> [What is being asked] Repeat each line word for word.

> [Input for this task]
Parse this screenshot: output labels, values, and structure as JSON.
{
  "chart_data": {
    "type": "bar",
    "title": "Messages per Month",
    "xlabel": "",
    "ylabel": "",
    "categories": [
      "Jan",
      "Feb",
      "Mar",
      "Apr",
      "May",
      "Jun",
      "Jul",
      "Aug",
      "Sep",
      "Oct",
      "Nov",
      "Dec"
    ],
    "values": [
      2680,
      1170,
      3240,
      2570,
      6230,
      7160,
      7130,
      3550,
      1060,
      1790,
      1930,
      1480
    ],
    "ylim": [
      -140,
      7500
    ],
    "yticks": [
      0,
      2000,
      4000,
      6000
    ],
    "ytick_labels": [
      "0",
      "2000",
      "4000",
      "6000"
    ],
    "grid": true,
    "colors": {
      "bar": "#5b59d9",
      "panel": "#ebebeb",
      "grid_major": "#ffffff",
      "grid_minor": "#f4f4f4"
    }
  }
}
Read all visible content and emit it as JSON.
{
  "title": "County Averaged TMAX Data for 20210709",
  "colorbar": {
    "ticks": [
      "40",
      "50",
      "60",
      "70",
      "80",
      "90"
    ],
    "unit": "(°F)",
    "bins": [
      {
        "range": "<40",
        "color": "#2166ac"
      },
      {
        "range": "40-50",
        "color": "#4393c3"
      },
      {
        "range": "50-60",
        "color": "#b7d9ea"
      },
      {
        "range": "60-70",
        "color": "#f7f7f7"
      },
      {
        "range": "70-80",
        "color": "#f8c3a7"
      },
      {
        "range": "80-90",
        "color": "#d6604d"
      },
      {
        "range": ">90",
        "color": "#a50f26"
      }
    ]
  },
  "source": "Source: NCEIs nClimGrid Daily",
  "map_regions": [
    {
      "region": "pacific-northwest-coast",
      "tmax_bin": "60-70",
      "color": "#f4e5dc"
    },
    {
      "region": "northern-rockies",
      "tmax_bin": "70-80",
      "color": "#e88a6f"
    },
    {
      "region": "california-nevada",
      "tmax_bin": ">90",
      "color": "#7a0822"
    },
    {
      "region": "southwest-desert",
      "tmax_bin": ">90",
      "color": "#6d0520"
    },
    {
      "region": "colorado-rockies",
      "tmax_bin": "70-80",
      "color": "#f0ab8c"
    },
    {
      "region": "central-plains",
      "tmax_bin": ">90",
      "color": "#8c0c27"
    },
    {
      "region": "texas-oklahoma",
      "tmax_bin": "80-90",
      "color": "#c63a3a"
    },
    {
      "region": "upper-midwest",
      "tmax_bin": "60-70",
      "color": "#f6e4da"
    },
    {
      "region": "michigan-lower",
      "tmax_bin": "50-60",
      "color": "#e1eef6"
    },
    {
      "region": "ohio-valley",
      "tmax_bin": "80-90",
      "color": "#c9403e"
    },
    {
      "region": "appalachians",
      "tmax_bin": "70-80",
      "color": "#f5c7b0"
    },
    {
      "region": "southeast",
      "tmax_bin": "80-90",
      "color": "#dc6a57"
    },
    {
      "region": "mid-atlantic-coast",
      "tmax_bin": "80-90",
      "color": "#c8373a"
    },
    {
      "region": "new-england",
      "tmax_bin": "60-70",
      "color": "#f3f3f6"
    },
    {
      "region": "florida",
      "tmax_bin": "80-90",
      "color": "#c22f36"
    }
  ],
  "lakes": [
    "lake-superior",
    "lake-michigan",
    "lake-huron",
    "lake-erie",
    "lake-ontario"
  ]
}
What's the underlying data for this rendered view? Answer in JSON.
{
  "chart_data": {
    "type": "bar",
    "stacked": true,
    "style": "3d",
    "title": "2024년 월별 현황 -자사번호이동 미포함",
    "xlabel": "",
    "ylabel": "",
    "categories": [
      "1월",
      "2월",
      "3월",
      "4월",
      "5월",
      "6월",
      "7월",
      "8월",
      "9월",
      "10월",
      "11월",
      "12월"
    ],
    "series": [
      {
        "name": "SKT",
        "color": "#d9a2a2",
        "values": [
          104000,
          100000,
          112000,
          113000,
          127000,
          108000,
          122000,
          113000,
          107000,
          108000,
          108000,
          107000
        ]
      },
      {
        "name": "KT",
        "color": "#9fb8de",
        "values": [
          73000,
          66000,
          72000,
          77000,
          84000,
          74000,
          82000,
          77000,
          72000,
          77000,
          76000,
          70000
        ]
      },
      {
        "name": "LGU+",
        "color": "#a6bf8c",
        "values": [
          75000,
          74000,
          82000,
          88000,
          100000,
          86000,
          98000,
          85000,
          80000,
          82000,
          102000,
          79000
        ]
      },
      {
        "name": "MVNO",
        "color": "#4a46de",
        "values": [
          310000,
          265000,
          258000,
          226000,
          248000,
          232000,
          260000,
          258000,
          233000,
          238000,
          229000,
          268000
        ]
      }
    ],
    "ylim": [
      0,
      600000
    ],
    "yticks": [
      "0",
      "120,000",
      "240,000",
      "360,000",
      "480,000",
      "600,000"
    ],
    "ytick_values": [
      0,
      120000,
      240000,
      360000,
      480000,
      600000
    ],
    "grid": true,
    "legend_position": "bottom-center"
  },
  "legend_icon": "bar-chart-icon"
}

> [Result of this exercise]
Parse this screenshot: output labels, values, and structure as JSON.
{
  "chart_data": {
    "type": "bar",
    "title": "Messages per Month",
    "xlabel": "",
    "ylabel": "",
    "categories": [
      "Jan",
      "Feb",
      "Mar",
      "Apr",
      "May",
      "Jun",
      "Jul",
      "Aug",
      "Sep",
      "Oct",
      "Nov",
      "Dec"
    ],
    "values": [
      2680,
      1170,
      3240,
      2570,
      6230,
      7160,
      7130,
      3550,
      1060,
      1790,
      1930,
      1480
    ],
    "ylim": [
      -140,
      7500
    ],
    "yticks": [
      0,
      2000,
      4000,
      6000
    ],
    "ytick_labels": [
      "0",
      "2000",
      "4000",
      "6000"
    ],
    "grid": true,
    "colors": {
      "bar": "#5b59d9",
      "panel": "#ebebeb",
      "grid_major": "#ffffff",
      "grid_minor": "#f4f4f4"
    }
  }
}
Read all visible content and emit it as JSON.
{
  "title": "County Averaged TMAX Data for 20210709",
  "colorbar": {
    "ticks": [
      "40",
      "50",
      "60",
      "70",
      "80",
      "90"
    ],
    "unit": "(°F)",
    "bins": [
      {
        "range": "<40",
        "color": "#2166ac"
      },
      {
        "range": "40-50",
        "color": "#4393c3"
      },
      {
        "range": "50-60",
        "color": "#b7d9ea"
      },
      {
        "range": "60-70",
        "color": "#f7f7f7"
      },
      {
        "range": "70-80",
        "color": "#f8c3a7"
      },
      {
        "range": "80-90",
        "color": "#d6604d"
      },
      {
        "range": ">90",
        "color": "#a50f26"
      }
    ]
  },
  "source": "Source: NCEIs nClimGrid Daily",
  "map_regions": [
    {
      "region": "pacific-northwest-coast",
      "tmax_bin": "60-70",
      "color": "#f4e5dc"
    },
    {
      "region": "northern-rockies",
      "tmax_bin": "70-80",
      "color": "#e88a6f"
    },
    {
      "region": "california-nevada",
      "tmax_bin": ">90",
      "color": "#7a0822"
    },
    {
      "region": "southwest-desert",
      "tmax_bin": ">90",
      "color": "#6d0520"
    },
    {
      "region": "colorado-rockies",
      "tmax_bin": "70-80",
      "color": "#f0ab8c"
    },
    {
      "region": "central-plains",
      "tmax_bin": ">90",
      "color": "#8c0c27"
    },
    {
      "region": "texas-oklahoma",
      "tmax_bin": "80-90",
      "color": "#c63a3a"
    },
    {
      "region": "upper-midwest",
      "tmax_bin": "60-70",
      "color": "#f6e4da"
    },
    {
      "region": "michigan-lower",
      "tmax_bin": "50-60",
      "color": "#e1eef6"
    },
    {
      "region": "ohio-valley",
      "tmax_bin": "80-90",
      "color": "#c9403e"
    },
    {
      "region": "appalachians",
      "tmax_bin": "70-80",
      "color": "#f5c7b0"
    },
    {
      "region": "southeast",
      "tmax_bin": "80-90",
      "color": "#dc6a57"
    },
    {
      "region": "mid-atlantic-coast",
      "tmax_bin": "80-90",
      "color": "#c8373a"
    },
    {
      "region": "new-england",
      "tmax_bin": "60-70",
      "color": "#f3f3f6"
    },
    {
      "region": "florida",
      "tmax_bin": "80-90",
      "color": "#c22f36"
    }
  ],
  "lakes": [
    "lake-superior",
    "lake-michigan",
    "lake-huron",
    "lake-erie",
    "lake-ontario"
  ]
}
What's the underlying data for this rendered view? Answer in JSON.
{
  "chart_data": {
    "type": "bar",
    "stacked": true,
    "style": "3d",
    "title": "2024년 월별 현황 -자사번호이동 미포함",
    "xlabel": "",
    "ylabel": "",
    "categories": [
      "1월",
      "2월",
      "3월",
      "4월",
      "5월",
      "6월",
      "7월",
      "8월",
      "9월",
      "10월",
      "11월",
      "12월"
    ],
    "series": [
      {
        "name": "SKT",
        "color": "#d9a2a2",
        "values": [
          104000,
          100000,
          112000,
          113000,
          127000,
          108000,
          122000,
          113000,
          107000,
          108000,
          108000,
          107000
        ]
      },
      {
        "name": "KT",
        "color": "#9fb8de",
        "values": [
          73000,
          66000,
          72000,
          77000,
          84000,
          74000,
          82000,
          77000,
          72000,
          77000,
          76000,
          70000
        ]
      },
      {
        "name": "LGU+",
        "color": "#a6bf8c",
        "values": [
          75000,
          74000,
          82000,
          88000,
          100000,
          86000,
          98000,
          85000,
          80000,
          82000,
          102000,
          79000
        ]
      },
      {
        "name": "MVNO",
        "color": "#4a46de",
        "values": [
          310000,
          265000,
          258000,
          226000,
          248000,
          232000,
          260000,
          258000,
          233000,
          238000,
          229000,
          268000
        ]
      }
    ],
    "ylim": [
      0,
      600000
    ],
    "yticks": [
      "0",
      "120,000",
      "240,000",
      "360,000",
      "480,000",
      "600,000"
    ],
    "ytick_values": [
      0,
      120000,
      240000,
      360000,
      480000,
      600000
    ],
    "grid": true,
    "legend_position": "bottom-center"
  },
  "legend_icon": "bar-chart-icon"
}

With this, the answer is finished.